**EXTRACTED ENTRIES**
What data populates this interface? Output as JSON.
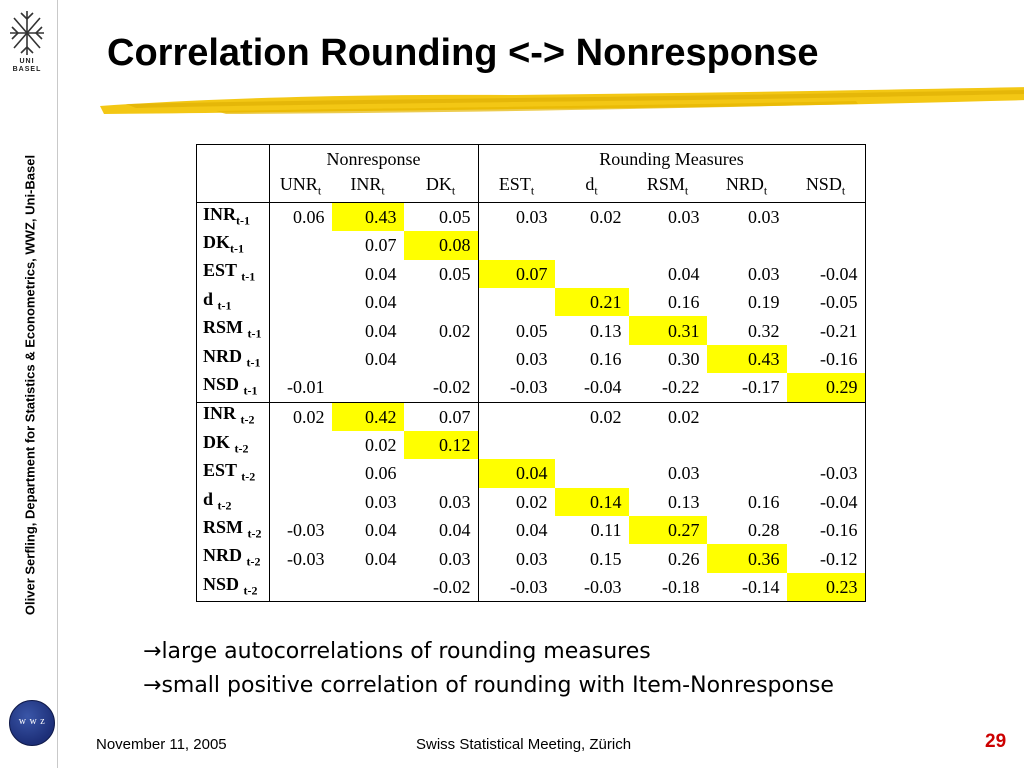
{
  "sidebar": {
    "logo_text": "UNI\nBASEL",
    "credit": "Oliver Serfling, Department for Statistics & Econometrics, WWZ,  Uni-Basel",
    "wwz_logo_text": "w w z"
  },
  "title": "Correlation Rounding <-> Nonresponse",
  "table": {
    "group_headers": [
      "Nonresponse",
      "Rounding Measures"
    ],
    "columns": [
      {
        "name": "UNR",
        "sub": "t"
      },
      {
        "name": "INR",
        "sub": "t"
      },
      {
        "name": "DK",
        "sub": "t"
      },
      {
        "name": "EST",
        "sub": "t"
      },
      {
        "name": "d",
        "sub": "t"
      },
      {
        "name": "RSM",
        "sub": "t"
      },
      {
        "name": "NRD",
        "sub": "t"
      },
      {
        "name": "NSD",
        "sub": "t"
      }
    ],
    "rows": [
      {
        "name": "INR",
        "sub": "t-1",
        "cells": [
          "0.06",
          "0.43",
          "0.05",
          "0.03",
          "0.02",
          "0.03",
          "0.03",
          ""
        ],
        "highlight": 1
      },
      {
        "name": "DK",
        "sub": "t-1",
        "cells": [
          "",
          "0.07",
          "0.08",
          "",
          "",
          "",
          "",
          ""
        ],
        "highlight": 2
      },
      {
        "name": "EST",
        "sub": "t-1",
        "cells": [
          "",
          "0.04",
          "0.05",
          "0.07",
          "",
          "0.04",
          "0.03",
          "-0.04"
        ],
        "highlight": 3
      },
      {
        "name": "d",
        "sub": "t-1",
        "cells": [
          "",
          "0.04",
          "",
          "",
          "0.21",
          "0.16",
          "0.19",
          "-0.05"
        ],
        "highlight": 4
      },
      {
        "name": "RSM",
        "sub": "t-1",
        "cells": [
          "",
          "0.04",
          "0.02",
          "0.05",
          "0.13",
          "0.31",
          "0.32",
          "-0.21"
        ],
        "highlight": 5
      },
      {
        "name": "NRD",
        "sub": "t-1",
        "cells": [
          "",
          "0.04",
          "",
          "0.03",
          "0.16",
          "0.30",
          "0.43",
          "-0.16"
        ],
        "highlight": 6
      },
      {
        "name": "NSD",
        "sub": "t-1",
        "cells": [
          "-0.01",
          "",
          "-0.02",
          "-0.03",
          "-0.04",
          "-0.22",
          "-0.17",
          "0.29"
        ],
        "highlight": 7
      },
      {
        "name": "INR",
        "sub": "t-2",
        "cells": [
          "0.02",
          "0.42",
          "0.07",
          "",
          "0.02",
          "0.02",
          "",
          ""
        ],
        "highlight": 1
      },
      {
        "name": "DK",
        "sub": "t-2",
        "cells": [
          "",
          "0.02",
          "0.12",
          "",
          "",
          "",
          "",
          ""
        ],
        "highlight": 2
      },
      {
        "name": "EST",
        "sub": "t-2",
        "cells": [
          "",
          "0.06",
          "",
          "0.04",
          "",
          "0.03",
          "",
          "-0.03"
        ],
        "highlight": 3
      },
      {
        "name": "d",
        "sub": "t-2",
        "cells": [
          "",
          "0.03",
          "0.03",
          "0.02",
          "0.14",
          "0.13",
          "0.16",
          "-0.04"
        ],
        "highlight": 4
      },
      {
        "name": "RSM",
        "sub": "t-2",
        "cells": [
          "-0.03",
          "0.04",
          "0.04",
          "0.04",
          "0.11",
          "0.27",
          "0.28",
          "-0.16"
        ],
        "highlight": 5
      },
      {
        "name": "NRD",
        "sub": "t-2",
        "cells": [
          "-0.03",
          "0.04",
          "0.03",
          "0.03",
          "0.15",
          "0.26",
          "0.36",
          "-0.12"
        ],
        "highlight": 6
      },
      {
        "name": "NSD",
        "sub": "t-2",
        "cells": [
          "",
          "",
          "-0.02",
          "-0.03",
          "-0.03",
          "-0.18",
          "-0.14",
          "0.23"
        ],
        "highlight": 7
      }
    ],
    "highlight_color": "#ffff00"
  },
  "bullets": [
    {
      "arrow": "→",
      "text": "large autocorrelations of rounding measures"
    },
    {
      "arrow": "→",
      "text": "small positive correlation of rounding with Item-Nonresponse"
    }
  ],
  "footer": {
    "date": "November 11, 2005",
    "event": "Swiss Statistical Meeting, Zürich",
    "page": "29",
    "page_color": "#cc0000"
  },
  "colors": {
    "brush_yellow": "#f2c200",
    "wwz_blue": "#1d2f78"
  }
}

**GIVEN EXERCISE**
Copy the data word for word. Pictures do not go in the copy.

**RESULT OF THE TASK**
What data populates this interface? Output as JSON.
{
  "sidebar": {
    "logo_text": "UNI\nBASEL",
    "credit": "Oliver Serfling, Department for Statistics & Econometrics, WWZ,  Uni-Basel",
    "wwz_logo_text": "w w z"
  },
  "title": "Correlation Rounding <-> Nonresponse",
  "table": {
    "group_headers": [
      "Nonresponse",
      "Rounding Measures"
    ],
    "columns": [
      {
        "name": "UNR",
        "sub": "t"
      },
      {
        "name": "INR",
        "sub": "t"
      },
      {
        "name": "DK",
        "sub": "t"
      },
      {
        "name": "EST",
        "sub": "t"
      },
      {
        "name": "d",
        "sub": "t"
      },
      {
        "name": "RSM",
        "sub": "t"
      },
      {
        "name": "NRD",
        "sub": "t"
      },
      {
        "name": "NSD",
        "sub": "t"
      }
    ],
    "rows": [
      {
        "name": "INR",
        "sub": "t-1",
        "cells": [
          "0.06",
          "0.43",
          "0.05",
          "0.03",
          "0.02",
          "0.03",
          "0.03",
          ""
        ],
        "highlight": 1
      },
      {
        "name": "DK",
        "sub": "t-1",
        "cells": [
          "",
          "0.07",
          "0.08",
          "",
          "",
          "",
          "",
          ""
        ],
        "highlight": 2
      },
      {
        "name": "EST",
        "sub": "t-1",
        "cells": [
          "",
          "0.04",
          "0.05",
          "0.07",
          "",
          "0.04",
          "0.03",
          "-0.04"
        ],
        "highlight": 3
      },
      {
        "name": "d",
        "sub": "t-1",
        "cells": [
          "",
          "0.04",
          "",
          "",
          "0.21",
          "0.16",
          "0.19",
          "-0.05"
        ],
        "highlight": 4
      },
      {
        "name": "RSM",
        "sub": "t-1",
        "cells": [
          "",
          "0.04",
          "0.02",
          "0.05",
          "0.13",
          "0.31",
          "0.32",
          "-0.21"
        ],
        "highlight": 5
      },
      {
        "name": "NRD",
        "sub": "t-1",
        "cells": [
          "",
          "0.04",
          "",
          "0.03",
          "0.16",
          "0.30",
          "0.43",
          "-0.16"
        ],
        "highlight": 6
      },
      {
        "name": "NSD",
        "sub": "t-1",
        "cells": [
          "-0.01",
          "",
          "-0.02",
          "-0.03",
          "-0.04",
          "-0.22",
          "-0.17",
          "0.29"
        ],
        "highlight": 7
      },
      {
        "name": "INR",
        "sub": "t-2",
        "cells": [
          "0.02",
          "0.42",
          "0.07",
          "",
          "0.02",
          "0.02",
          "",
          ""
        ],
        "highlight": 1
      },
      {
        "name": "DK",
        "sub": "t-2",
        "cells": [
          "",
          "0.02",
          "0.12",
          "",
          "",
          "",
          "",
          ""
        ],
        "highlight": 2
      },
      {
        "name": "EST",
        "sub": "t-2",
        "cells": [
          "",
          "0.06",
          "",
          "0.04",
          "",
          "0.03",
          "",
          "-0.03"
        ],
        "highlight": 3
      },
      {
        "name": "d",
        "sub": "t-2",
        "cells": [
          "",
          "0.03",
          "0.03",
          "0.02",
          "0.14",
          "0.13",
          "0.16",
          "-0.04"
        ],
        "highlight": 4
      },
      {
        "name": "RSM",
        "sub": "t-2",
        "cells": [
          "-0.03",
          "0.04",
          "0.04",
          "0.04",
          "0.11",
          "0.27",
          "0.28",
          "-0.16"
        ],
        "highlight": 5
      },
      {
        "name": "NRD",
        "sub": "t-2",
        "cells": [
          "-0.03",
          "0.04",
          "0.03",
          "0.03",
          "0.15",
          "0.26",
          "0.36",
          "-0.12"
        ],
        "highlight": 6
      },
      {
        "name": "NSD",
        "sub": "t-2",
        "cells": [
          "",
          "",
          "-0.02",
          "-0.03",
          "-0.03",
          "-0.18",
          "-0.14",
          "0.23"
        ],
        "highlight": 7
      }
    ],
    "highlight_color": "#ffff00"
  },
  "bullets": [
    {
      "arrow": "→",
      "text": "large autocorrelations of rounding measures"
    },
    {
      "arrow": "→",
      "text": "small positive correlation of rounding with Item-Nonresponse"
    }
  ],
  "footer": {
    "date": "November 11, 2005",
    "event": "Swiss Statistical Meeting, Zürich",
    "page": "29",
    "page_color": "#cc0000"
  },
  "colors": {
    "brush_yellow": "#f2c200",
    "wwz_blue": "#1d2f78"
  }
}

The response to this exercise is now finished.